-- Start AVAILABLE DATA --

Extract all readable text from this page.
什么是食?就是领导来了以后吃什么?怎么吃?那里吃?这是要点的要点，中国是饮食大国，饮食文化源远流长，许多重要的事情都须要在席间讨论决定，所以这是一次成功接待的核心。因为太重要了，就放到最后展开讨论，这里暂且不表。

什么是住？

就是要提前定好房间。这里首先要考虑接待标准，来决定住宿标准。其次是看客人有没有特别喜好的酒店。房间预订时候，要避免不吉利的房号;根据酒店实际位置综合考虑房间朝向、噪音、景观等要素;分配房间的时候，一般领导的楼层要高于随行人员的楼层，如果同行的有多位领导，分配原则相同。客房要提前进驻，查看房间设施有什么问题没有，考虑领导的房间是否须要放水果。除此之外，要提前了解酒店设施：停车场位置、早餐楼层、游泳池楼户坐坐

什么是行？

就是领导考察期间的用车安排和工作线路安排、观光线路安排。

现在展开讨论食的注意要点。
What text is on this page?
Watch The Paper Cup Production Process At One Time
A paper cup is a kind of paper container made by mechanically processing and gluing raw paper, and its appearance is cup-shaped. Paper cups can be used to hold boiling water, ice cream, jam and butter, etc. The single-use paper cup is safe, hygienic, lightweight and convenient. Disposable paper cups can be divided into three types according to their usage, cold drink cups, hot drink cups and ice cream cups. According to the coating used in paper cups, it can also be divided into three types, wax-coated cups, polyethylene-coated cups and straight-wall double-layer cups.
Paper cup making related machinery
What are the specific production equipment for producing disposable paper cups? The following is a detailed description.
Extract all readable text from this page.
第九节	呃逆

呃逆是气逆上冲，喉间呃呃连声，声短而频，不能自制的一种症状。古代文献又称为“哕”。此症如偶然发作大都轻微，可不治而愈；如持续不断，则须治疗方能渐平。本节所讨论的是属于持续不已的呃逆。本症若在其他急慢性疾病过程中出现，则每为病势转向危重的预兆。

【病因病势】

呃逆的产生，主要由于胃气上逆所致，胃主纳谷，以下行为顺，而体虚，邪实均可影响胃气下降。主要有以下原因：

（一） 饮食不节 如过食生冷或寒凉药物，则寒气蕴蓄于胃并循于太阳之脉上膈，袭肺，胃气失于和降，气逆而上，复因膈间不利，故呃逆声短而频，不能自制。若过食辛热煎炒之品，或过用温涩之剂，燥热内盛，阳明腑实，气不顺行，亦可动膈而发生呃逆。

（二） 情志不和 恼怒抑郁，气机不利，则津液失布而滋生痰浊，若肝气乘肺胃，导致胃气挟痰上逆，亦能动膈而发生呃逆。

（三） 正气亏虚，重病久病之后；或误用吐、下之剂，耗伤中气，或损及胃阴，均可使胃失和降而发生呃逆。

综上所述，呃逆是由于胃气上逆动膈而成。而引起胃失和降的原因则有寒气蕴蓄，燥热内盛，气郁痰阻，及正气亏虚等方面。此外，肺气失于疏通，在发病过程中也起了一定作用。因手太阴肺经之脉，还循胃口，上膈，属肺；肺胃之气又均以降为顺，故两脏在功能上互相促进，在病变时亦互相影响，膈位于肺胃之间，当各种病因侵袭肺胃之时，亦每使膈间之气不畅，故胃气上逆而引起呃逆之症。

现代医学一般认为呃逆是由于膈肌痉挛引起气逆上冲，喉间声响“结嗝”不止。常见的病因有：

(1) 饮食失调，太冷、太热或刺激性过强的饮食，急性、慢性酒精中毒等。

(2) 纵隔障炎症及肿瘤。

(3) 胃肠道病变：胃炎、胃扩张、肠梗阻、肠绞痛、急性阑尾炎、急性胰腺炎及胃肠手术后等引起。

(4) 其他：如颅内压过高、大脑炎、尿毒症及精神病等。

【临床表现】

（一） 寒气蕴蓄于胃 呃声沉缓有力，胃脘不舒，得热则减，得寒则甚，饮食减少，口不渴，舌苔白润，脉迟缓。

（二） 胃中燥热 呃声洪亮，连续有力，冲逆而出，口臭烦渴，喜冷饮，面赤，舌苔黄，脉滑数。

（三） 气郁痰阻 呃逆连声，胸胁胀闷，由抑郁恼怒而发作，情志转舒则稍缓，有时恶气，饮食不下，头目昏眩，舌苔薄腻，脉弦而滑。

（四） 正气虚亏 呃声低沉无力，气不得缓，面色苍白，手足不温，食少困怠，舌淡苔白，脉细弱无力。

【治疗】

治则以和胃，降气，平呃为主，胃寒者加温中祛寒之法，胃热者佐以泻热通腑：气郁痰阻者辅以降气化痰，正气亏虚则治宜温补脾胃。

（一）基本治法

-- End AVAILABLE DATA --

BRIEF >> From the entries above, extract each line containing "What".

OUTPUT FOR THIS EXERCISE >>
What text is on this page?
What are the specific production equipment for producing disposable paper cups? The following is a detailed description.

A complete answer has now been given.